*** RECORDED INFORMATION ***
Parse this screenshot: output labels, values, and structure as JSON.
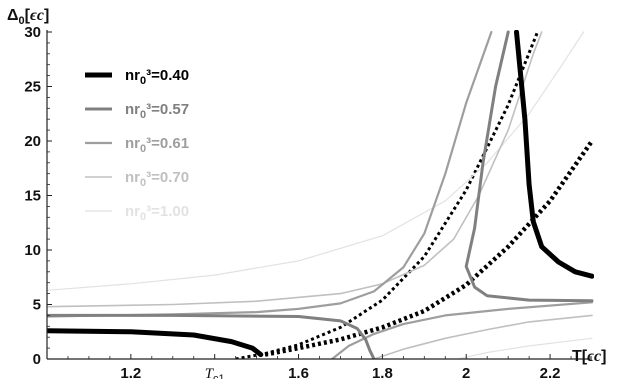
{
  "chart_data": {
    "type": "line",
    "xlabel_base": "T",
    "xlabel_unit": "ϵc",
    "ylabel_base": "Δ",
    "ylabel_sub": "0",
    "ylabel_unit": "ϵc",
    "xlim": [
      1.0,
      2.3
    ],
    "ylim": [
      0,
      30
    ],
    "grid": false,
    "legend_position": "top-left",
    "x_ticks": [
      {
        "value": 1.2,
        "label": "1.2"
      },
      {
        "value": 1.4,
        "label": "Tc1"
      },
      {
        "value": 1.6,
        "label": "1.6"
      },
      {
        "value": 1.8,
        "label": "1.8"
      },
      {
        "value": 2.0,
        "label": "2"
      },
      {
        "value": 2.2,
        "label": "2.2"
      }
    ],
    "y_ticks": [
      0,
      5,
      10,
      15,
      20,
      25,
      30
    ],
    "series": [
      {
        "name": "nr0³=0.40",
        "legend_prefix": "nr",
        "legend_sub": "0",
        "legend_suffix": "³=0.40",
        "color": "#000000",
        "width": 5,
        "branches": [
          [
            [
              1.0,
              2.6
            ],
            [
              1.2,
              2.5
            ],
            [
              1.35,
              2.2
            ],
            [
              1.44,
              1.6
            ],
            [
              1.49,
              1.0
            ],
            [
              1.51,
              0.4
            ]
          ],
          [
            [
              2.12,
              30.0
            ],
            [
              2.14,
              22.0
            ],
            [
              2.15,
              16.0
            ],
            [
              2.16,
              12.6
            ],
            [
              2.18,
              10.3
            ],
            [
              2.22,
              8.9
            ],
            [
              2.26,
              8.0
            ],
            [
              2.3,
              7.6
            ]
          ]
        ]
      },
      {
        "name": "nr0³=0.57",
        "legend_prefix": "nr",
        "legend_sub": "0",
        "legend_suffix": "³=0.57",
        "color": "#808080",
        "width": 3,
        "branches": [
          [
            [
              1.0,
              4.0
            ],
            [
              1.3,
              4.0
            ],
            [
              1.6,
              3.9
            ],
            [
              1.7,
              3.5
            ],
            [
              1.74,
              2.8
            ],
            [
              1.76,
              1.8
            ],
            [
              1.77,
              0.8
            ],
            [
              1.78,
              0.0
            ]
          ],
          [
            [
              2.1,
              30.0
            ],
            [
              2.07,
              25.0
            ],
            [
              2.04,
              18.0
            ],
            [
              2.02,
              12.0
            ],
            [
              2.0,
              8.5
            ],
            [
              2.02,
              6.6
            ],
            [
              2.05,
              5.8
            ],
            [
              2.15,
              5.4
            ],
            [
              2.3,
              5.35
            ]
          ]
        ]
      },
      {
        "name": "nr0³=0.61",
        "legend_prefix": "nr",
        "legend_sub": "0",
        "legend_suffix": "³=0.61",
        "color": "#9e9e9e",
        "width": 2.2,
        "branches": [
          [
            [
              1.0,
              3.9
            ],
            [
              1.3,
              4.1
            ],
            [
              1.5,
              4.3
            ],
            [
              1.6,
              4.6
            ],
            [
              1.7,
              5.1
            ],
            [
              1.78,
              6.2
            ],
            [
              1.85,
              8.4
            ],
            [
              1.9,
              11.5
            ],
            [
              1.95,
              17.0
            ],
            [
              2.0,
              23.5
            ],
            [
              2.06,
              30.0
            ]
          ],
          [
            [
              1.68,
              0.0
            ],
            [
              1.72,
              1.2
            ],
            [
              1.78,
              2.3
            ],
            [
              1.85,
              3.2
            ],
            [
              1.95,
              4.0
            ],
            [
              2.1,
              4.6
            ],
            [
              2.3,
              5.2
            ]
          ]
        ]
      },
      {
        "name": "nr0³=0.70",
        "legend_prefix": "nr",
        "legend_sub": "0",
        "legend_suffix": "³=0.70",
        "color": "#c0c0c0",
        "width": 1.6,
        "branches": [
          [
            [
              1.0,
              4.8
            ],
            [
              1.3,
              5.0
            ],
            [
              1.5,
              5.3
            ],
            [
              1.7,
              6.0
            ],
            [
              1.8,
              6.9
            ],
            [
              1.9,
              8.6
            ],
            [
              1.97,
              11.0
            ],
            [
              2.03,
              15.0
            ],
            [
              2.1,
              21.0
            ],
            [
              2.16,
              28.0
            ],
            [
              2.18,
              30.0
            ]
          ],
          [
            [
              1.78,
              0.0
            ],
            [
              1.85,
              0.9
            ],
            [
              1.95,
              1.9
            ],
            [
              2.05,
              2.7
            ],
            [
              2.15,
              3.4
            ],
            [
              2.3,
              4.0
            ]
          ]
        ]
      },
      {
        "name": "nr0³=1.00",
        "legend_prefix": "nr",
        "legend_sub": "0",
        "legend_suffix": "³=1.00",
        "color": "#e2e2e2",
        "width": 1.2,
        "branches": [
          [
            [
              1.0,
              6.3
            ],
            [
              1.2,
              6.9
            ],
            [
              1.4,
              7.7
            ],
            [
              1.6,
              9.0
            ],
            [
              1.8,
              11.3
            ],
            [
              1.95,
              14.5
            ],
            [
              2.05,
              18.0
            ],
            [
              2.15,
              22.5
            ],
            [
              2.22,
              26.5
            ],
            [
              2.28,
              30.0
            ]
          ],
          [
            [
              1.98,
              0.0
            ],
            [
              2.05,
              0.6
            ],
            [
              2.15,
              1.2
            ],
            [
              2.3,
              1.9
            ]
          ]
        ]
      },
      {
        "name": "",
        "color": "#000000",
        "width": 3,
        "dash": "3,3",
        "branches": [
          [
            [
              1.45,
              0.0
            ],
            [
              1.52,
              0.5
            ],
            [
              1.6,
              1.3
            ],
            [
              1.7,
              2.9
            ],
            [
              1.8,
              5.4
            ],
            [
              1.9,
              9.4
            ],
            [
              2.0,
              15.5
            ],
            [
              2.1,
              23.3
            ],
            [
              2.17,
              30.0
            ]
          ]
        ]
      },
      {
        "name": "",
        "color": "#000000",
        "width": 4.5,
        "dash": "3,3",
        "branches": [
          [
            [
              1.52,
              0.4
            ],
            [
              1.6,
              1.0
            ],
            [
              1.7,
              1.8
            ],
            [
              1.8,
              2.9
            ],
            [
              1.9,
              4.4
            ],
            [
              2.0,
              6.8
            ],
            [
              2.1,
              10.3
            ],
            [
              2.2,
              14.5
            ],
            [
              2.3,
              20.0
            ]
          ]
        ]
      }
    ]
  }
}
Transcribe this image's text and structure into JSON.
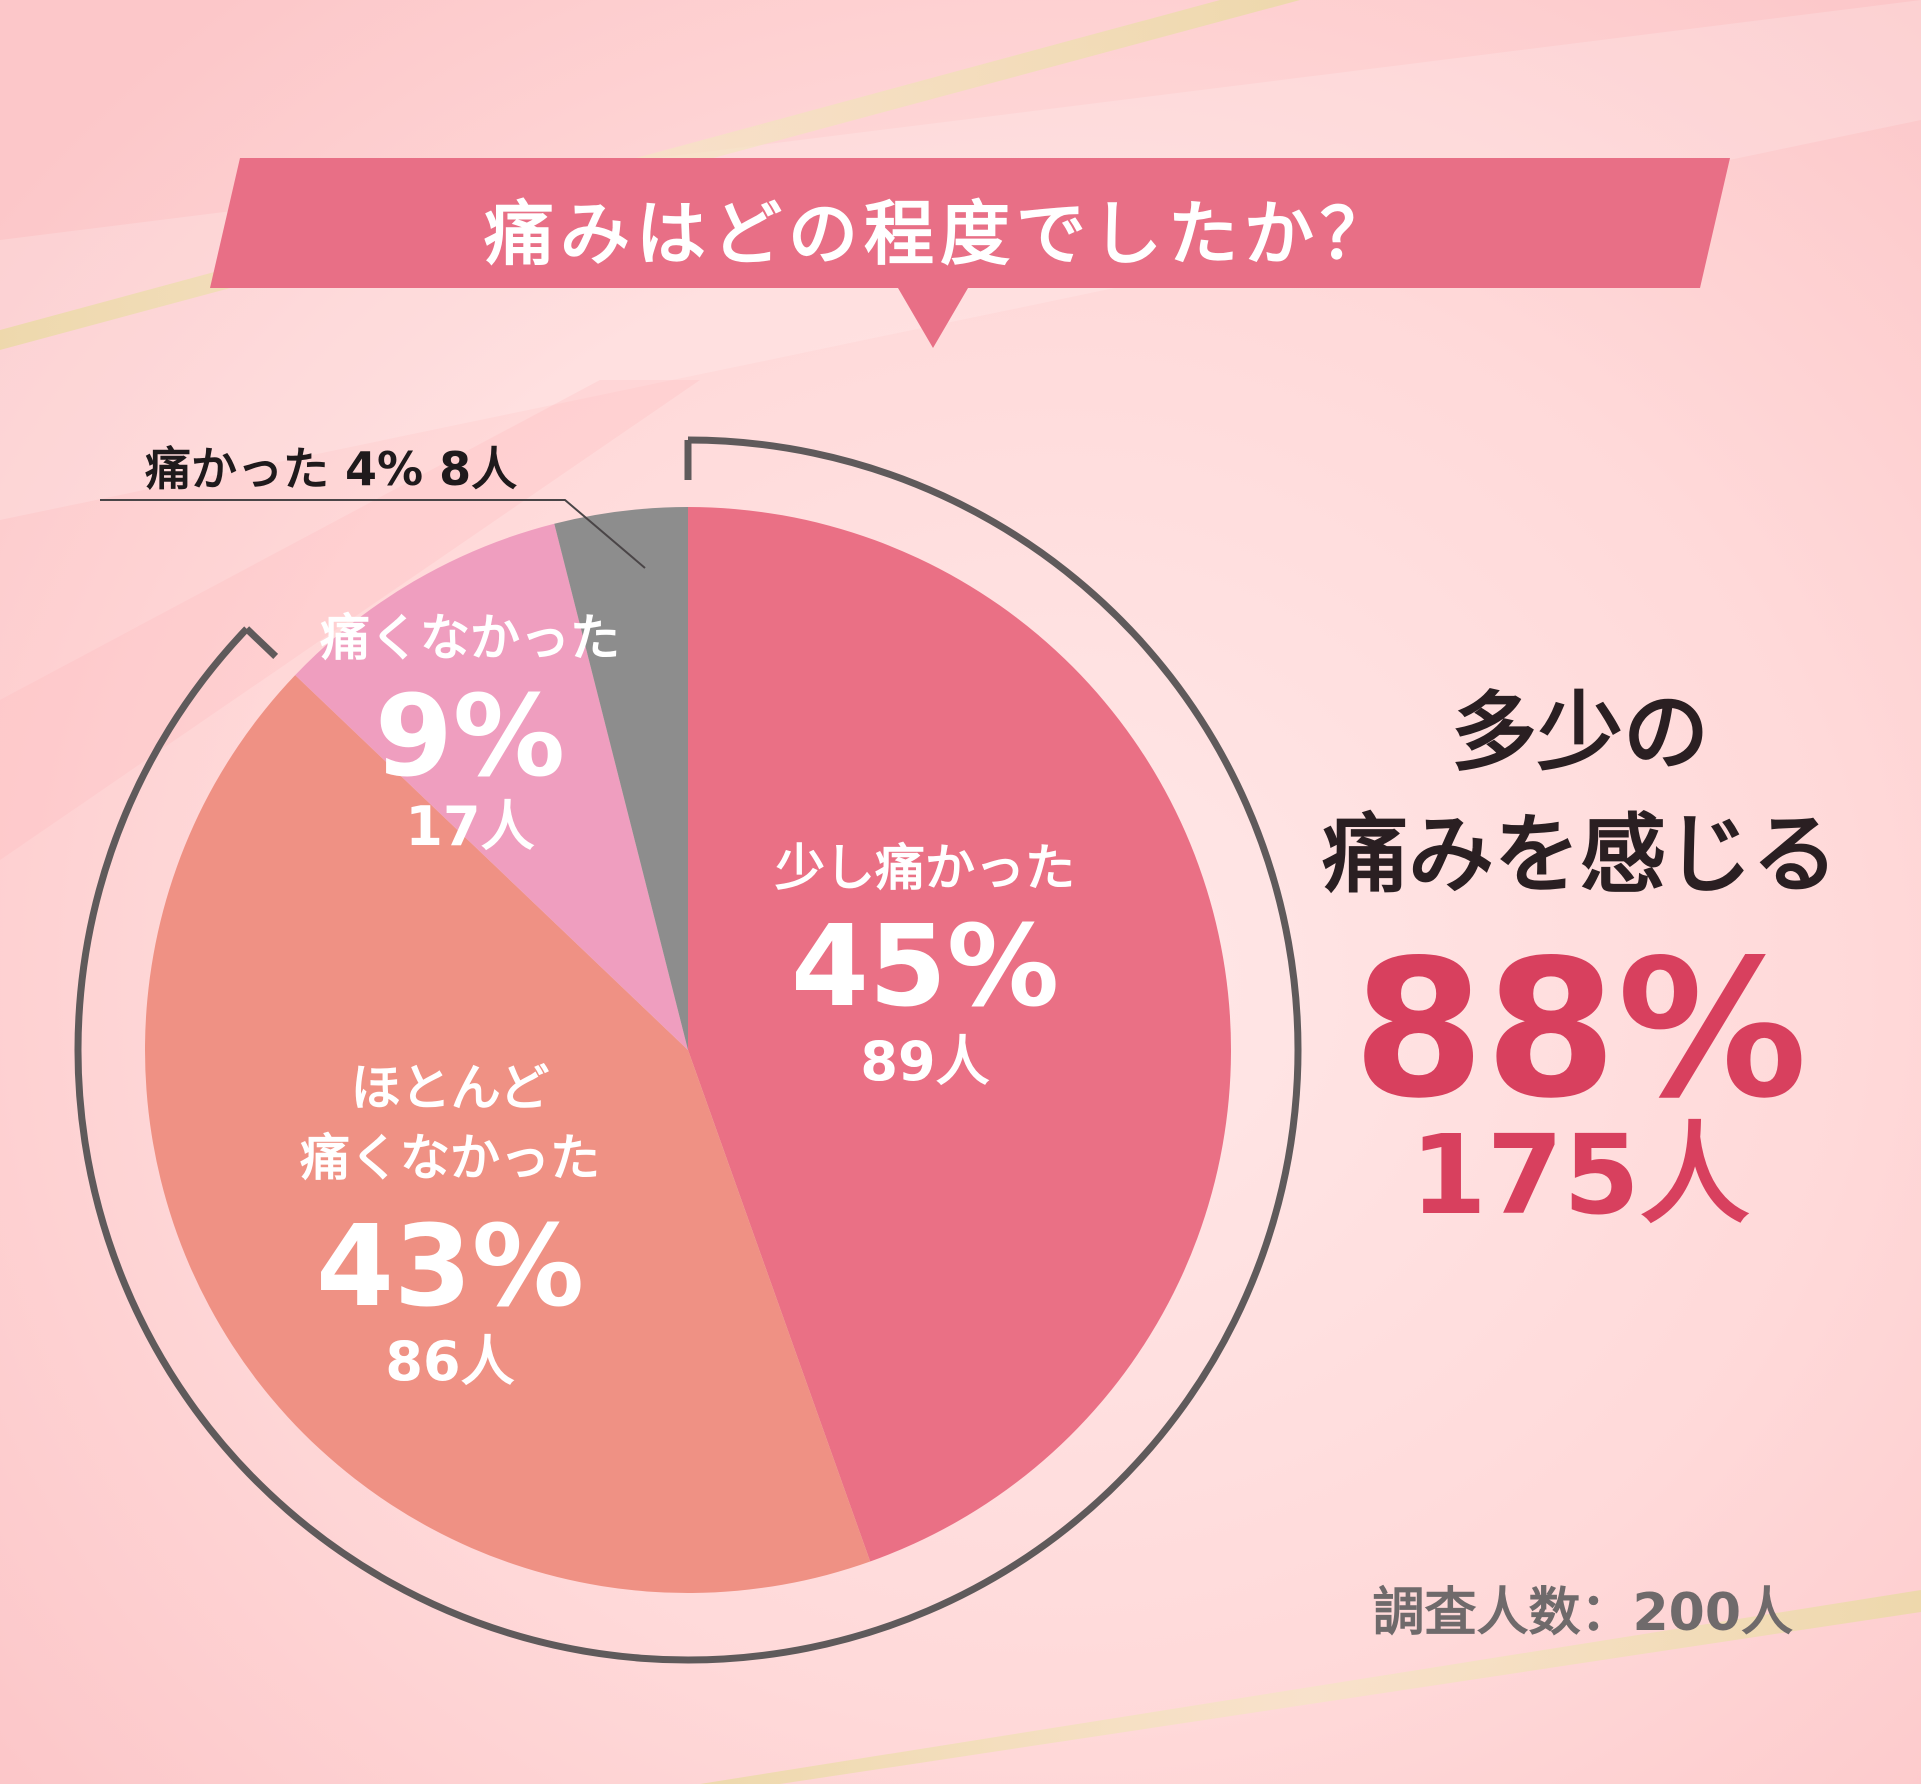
{
  "title": "痛みはどの程度でしたか？",
  "chart_data": {
    "type": "pie",
    "total_respondents": 200,
    "slices": [
      {
        "label": "少し痛かった",
        "percent": 45,
        "count": "89人",
        "color": "#ea7085"
      },
      {
        "label": "ほとんど痛くなかった",
        "label_lines": [
          "ほとんど",
          "痛くなかった"
        ],
        "percent": 43,
        "count": "86人",
        "color": "#ef9184"
      },
      {
        "label": "痛くなかった",
        "percent": 9,
        "count": "17人",
        "color": "#ef9ebf"
      },
      {
        "label": "痛かった",
        "percent": 4,
        "count": "8人",
        "color": "#8d8d8d"
      }
    ],
    "outside_label": "痛かった 4% 8人",
    "highlight": {
      "line1": "多少の",
      "line2": "痛みを感じる",
      "percent_text": "88%",
      "count_text": "175人"
    },
    "footnote": "調査人数：200人"
  },
  "colors": {
    "banner": "#e86f86",
    "accent_text": "#d8405e",
    "bracket": "#5f5a5b",
    "slice_text": "#ffffff"
  }
}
***
▶ TASK DETAILS
Output the records above exactly; leave out the pictures.

▶ ANSWER TO THIS EXERCISE
Parse this screenshot: output labels, values, and structure as JSON.
{
  "chart_data": {
    "type": "line",
    "xlabel_base": "T",
    "xlabel_unit": "ϵc",
    "ylabel_base": "Δ",
    "ylabel_sub": "0",
    "ylabel_unit": "ϵc",
    "xlim": [
      1.0,
      2.3
    ],
    "ylim": [
      0,
      30
    ],
    "grid": false,
    "legend_position": "top-left",
    "x_ticks": [
      {
        "value": 1.2,
        "label": "1.2"
      },
      {
        "value": 1.4,
        "label": "Tc1"
      },
      {
        "value": 1.6,
        "label": "1.6"
      },
      {
        "value": 1.8,
        "label": "1.8"
      },
      {
        "value": 2.0,
        "label": "2"
      },
      {
        "value": 2.2,
        "label": "2.2"
      }
    ],
    "y_ticks": [
      0,
      5,
      10,
      15,
      20,
      25,
      30
    ],
    "series": [
      {
        "name": "nr0³=0.40",
        "legend_prefix": "nr",
        "legend_sub": "0",
        "legend_suffix": "³=0.40",
        "color": "#000000",
        "width": 5,
        "branches": [
          [
            [
              1.0,
              2.6
            ],
            [
              1.2,
              2.5
            ],
            [
              1.35,
              2.2
            ],
            [
              1.44,
              1.6
            ],
            [
              1.49,
              1.0
            ],
            [
              1.51,
              0.4
            ]
          ],
          [
            [
              2.12,
              30.0
            ],
            [
              2.14,
              22.0
            ],
            [
              2.15,
              16.0
            ],
            [
              2.16,
              12.6
            ],
            [
              2.18,
              10.3
            ],
            [
              2.22,
              8.9
            ],
            [
              2.26,
              8.0
            ],
            [
              2.3,
              7.6
            ]
          ]
        ]
      },
      {
        "name": "nr0³=0.57",
        "legend_prefix": "nr",
        "legend_sub": "0",
        "legend_suffix": "³=0.57",
        "color": "#808080",
        "width": 3,
        "branches": [
          [
            [
              1.0,
              4.0
            ],
            [
              1.3,
              4.0
            ],
            [
              1.6,
              3.9
            ],
            [
              1.7,
              3.5
            ],
            [
              1.74,
              2.8
            ],
            [
              1.76,
              1.8
            ],
            [
              1.77,
              0.8
            ],
            [
              1.78,
              0.0
            ]
          ],
          [
            [
              2.1,
              30.0
            ],
            [
              2.07,
              25.0
            ],
            [
              2.04,
              18.0
            ],
            [
              2.02,
              12.0
            ],
            [
              2.0,
              8.5
            ],
            [
              2.02,
              6.6
            ],
            [
              2.05,
              5.8
            ],
            [
              2.15,
              5.4
            ],
            [
              2.3,
              5.35
            ]
          ]
        ]
      },
      {
        "name": "nr0³=0.61",
        "legend_prefix": "nr",
        "legend_sub": "0",
        "legend_suffix": "³=0.61",
        "color": "#9e9e9e",
        "width": 2.2,
        "branches": [
          [
            [
              1.0,
              3.9
            ],
            [
              1.3,
              4.1
            ],
            [
              1.5,
              4.3
            ],
            [
              1.6,
              4.6
            ],
            [
              1.7,
              5.1
            ],
            [
              1.78,
              6.2
            ],
            [
              1.85,
              8.4
            ],
            [
              1.9,
              11.5
            ],
            [
              1.95,
              17.0
            ],
            [
              2.0,
              23.5
            ],
            [
              2.06,
              30.0
            ]
          ],
          [
            [
              1.68,
              0.0
            ],
            [
              1.72,
              1.2
            ],
            [
              1.78,
              2.3
            ],
            [
              1.85,
              3.2
            ],
            [
              1.95,
              4.0
            ],
            [
              2.1,
              4.6
            ],
            [
              2.3,
              5.2
            ]
          ]
        ]
      },
      {
        "name": "nr0³=0.70",
        "legend_prefix": "nr",
        "legend_sub": "0",
        "legend_suffix": "³=0.70",
        "color": "#c0c0c0",
        "width": 1.6,
        "branches": [
          [
            [
              1.0,
              4.8
            ],
            [
              1.3,
              5.0
            ],
            [
              1.5,
              5.3
            ],
            [
              1.7,
              6.0
            ],
            [
              1.8,
              6.9
            ],
            [
              1.9,
              8.6
            ],
            [
              1.97,
              11.0
            ],
            [
              2.03,
              15.0
            ],
            [
              2.1,
              21.0
            ],
            [
              2.16,
              28.0
            ],
            [
              2.18,
              30.0
            ]
          ],
          [
            [
              1.78,
              0.0
            ],
            [
              1.85,
              0.9
            ],
            [
              1.95,
              1.9
            ],
            [
              2.05,
              2.7
            ],
            [
              2.15,
              3.4
            ],
            [
              2.3,
              4.0
            ]
          ]
        ]
      },
      {
        "name": "nr0³=1.00",
        "legend_prefix": "nr",
        "legend_sub": "0",
        "legend_suffix": "³=1.00",
        "color": "#e2e2e2",
        "width": 1.2,
        "branches": [
          [
            [
              1.0,
              6.3
            ],
            [
              1.2,
              6.9
            ],
            [
              1.4,
              7.7
            ],
            [
              1.6,
              9.0
            ],
            [
              1.8,
              11.3
            ],
            [
              1.95,
              14.5
            ],
            [
              2.05,
              18.0
            ],
            [
              2.15,
              22.5
            ],
            [
              2.22,
              26.5
            ],
            [
              2.28,
              30.0
            ]
          ],
          [
            [
              1.98,
              0.0
            ],
            [
              2.05,
              0.6
            ],
            [
              2.15,
              1.2
            ],
            [
              2.3,
              1.9
            ]
          ]
        ]
      },
      {
        "name": "",
        "color": "#000000",
        "width": 3,
        "dash": "3,3",
        "branches": [
          [
            [
              1.45,
              0.0
            ],
            [
              1.52,
              0.5
            ],
            [
              1.6,
              1.3
            ],
            [
              1.7,
              2.9
            ],
            [
              1.8,
              5.4
            ],
            [
              1.9,
              9.4
            ],
            [
              2.0,
              15.5
            ],
            [
              2.1,
              23.3
            ],
            [
              2.17,
              30.0
            ]
          ]
        ]
      },
      {
        "name": "",
        "color": "#000000",
        "width": 4.5,
        "dash": "3,3",
        "branches": [
          [
            [
              1.52,
              0.4
            ],
            [
              1.6,
              1.0
            ],
            [
              1.7,
              1.8
            ],
            [
              1.8,
              2.9
            ],
            [
              1.9,
              4.4
            ],
            [
              2.0,
              6.8
            ],
            [
              2.1,
              10.3
            ],
            [
              2.2,
              14.5
            ],
            [
              2.3,
              20.0
            ]
          ]
        ]
      }
    ]
  }
}
Transcribe this image's text and structure into JSON.
{
  "title": "痛みはどの程度でしたか？",
  "chart_data": {
    "type": "pie",
    "total_respondents": 200,
    "slices": [
      {
        "label": "少し痛かった",
        "percent": 45,
        "count": "89人",
        "color": "#ea7085"
      },
      {
        "label": "ほとんど痛くなかった",
        "label_lines": [
          "ほとんど",
          "痛くなかった"
        ],
        "percent": 43,
        "count": "86人",
        "color": "#ef9184"
      },
      {
        "label": "痛くなかった",
        "percent": 9,
        "count": "17人",
        "color": "#ef9ebf"
      },
      {
        "label": "痛かった",
        "percent": 4,
        "count": "8人",
        "color": "#8d8d8d"
      }
    ],
    "outside_label": "痛かった 4% 8人",
    "highlight": {
      "line1": "多少の",
      "line2": "痛みを感じる",
      "percent_text": "88%",
      "count_text": "175人"
    },
    "footnote": "調査人数：200人"
  },
  "colors": {
    "banner": "#e86f86",
    "accent_text": "#d8405e",
    "bracket": "#5f5a5b",
    "slice_text": "#ffffff"
  }
}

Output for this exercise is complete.